▸ Exercise details: Where a line of the listing below includes the word "lived", reproduce that line.

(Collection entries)
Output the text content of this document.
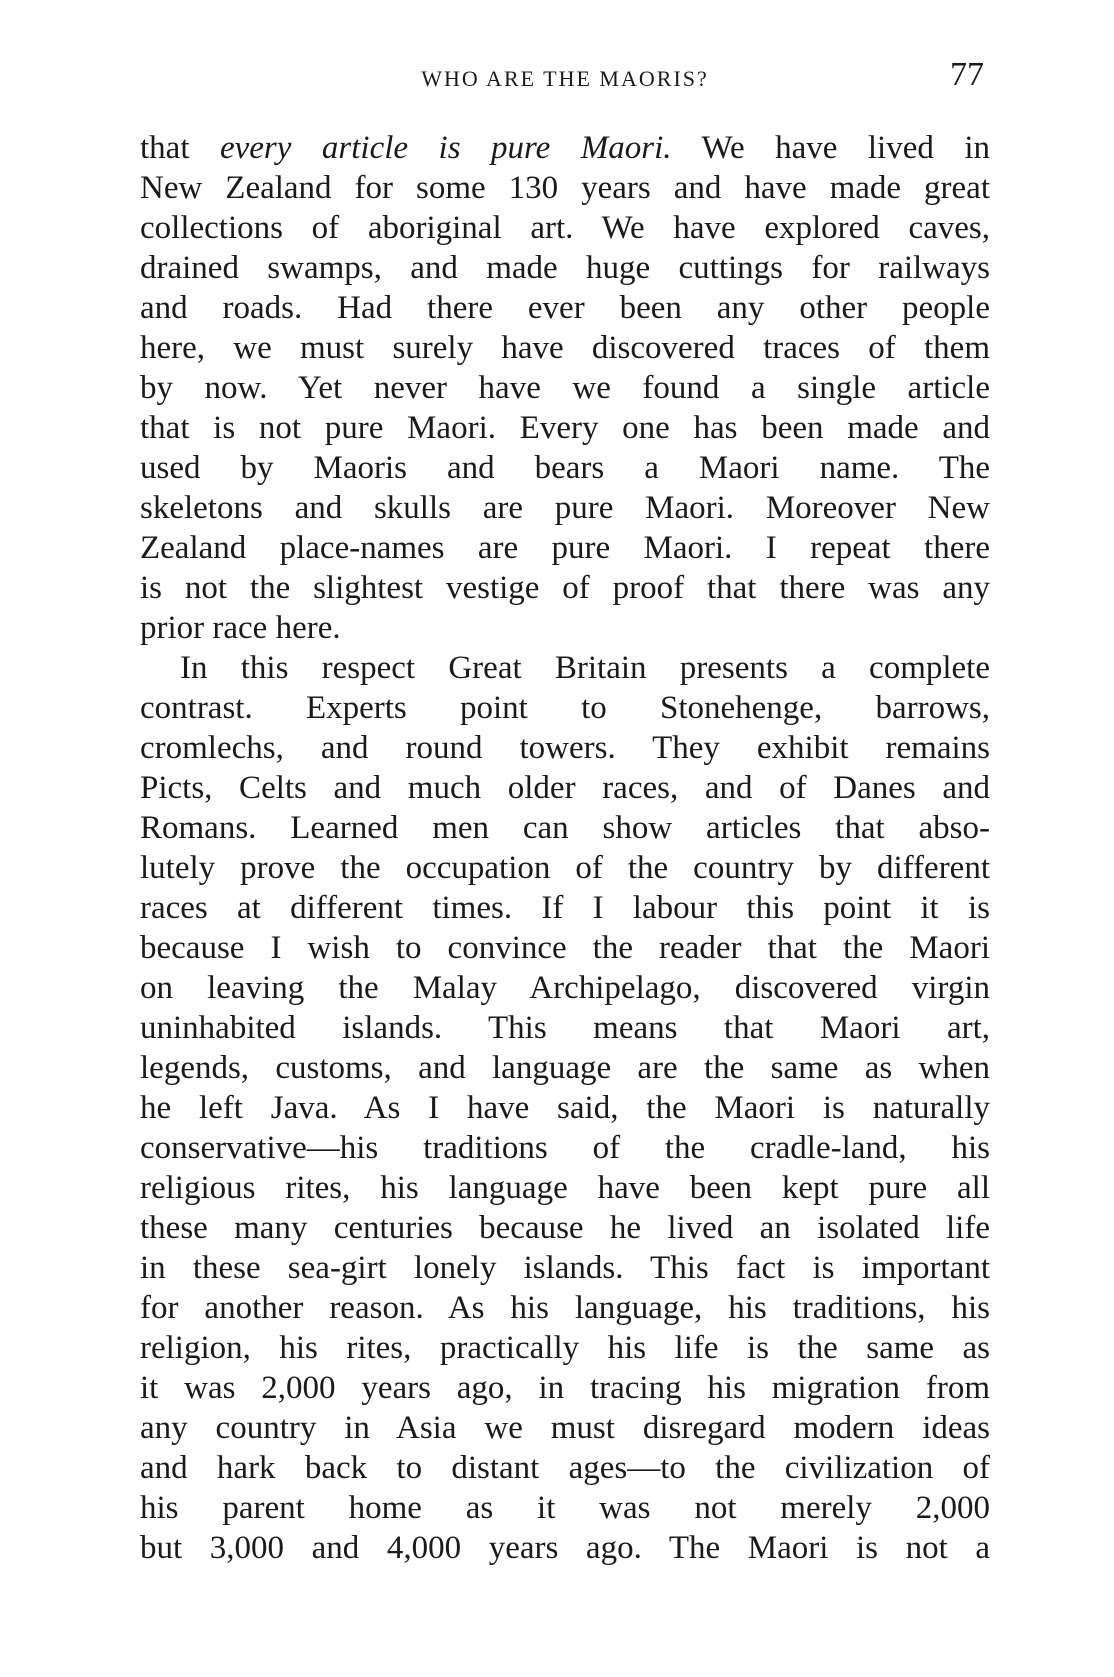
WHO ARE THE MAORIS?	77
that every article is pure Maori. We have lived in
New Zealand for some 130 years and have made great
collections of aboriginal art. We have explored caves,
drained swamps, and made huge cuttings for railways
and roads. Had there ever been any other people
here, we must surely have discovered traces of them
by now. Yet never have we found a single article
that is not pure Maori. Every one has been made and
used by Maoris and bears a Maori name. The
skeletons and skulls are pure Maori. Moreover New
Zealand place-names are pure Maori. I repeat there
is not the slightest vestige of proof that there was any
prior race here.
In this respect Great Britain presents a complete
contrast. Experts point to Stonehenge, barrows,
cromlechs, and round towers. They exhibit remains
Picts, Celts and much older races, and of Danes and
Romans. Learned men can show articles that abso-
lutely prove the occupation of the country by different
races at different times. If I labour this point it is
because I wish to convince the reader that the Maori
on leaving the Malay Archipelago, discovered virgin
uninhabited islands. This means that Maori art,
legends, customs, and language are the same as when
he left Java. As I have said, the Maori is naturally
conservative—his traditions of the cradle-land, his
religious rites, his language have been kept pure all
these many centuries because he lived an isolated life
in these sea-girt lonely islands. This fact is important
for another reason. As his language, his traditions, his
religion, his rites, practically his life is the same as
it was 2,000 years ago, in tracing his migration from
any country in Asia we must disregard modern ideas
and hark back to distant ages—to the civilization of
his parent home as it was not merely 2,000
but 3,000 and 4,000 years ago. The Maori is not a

▸ Output of the task:
that every article is pure Maori. We have lived in
these many centuries because he lived an isolated life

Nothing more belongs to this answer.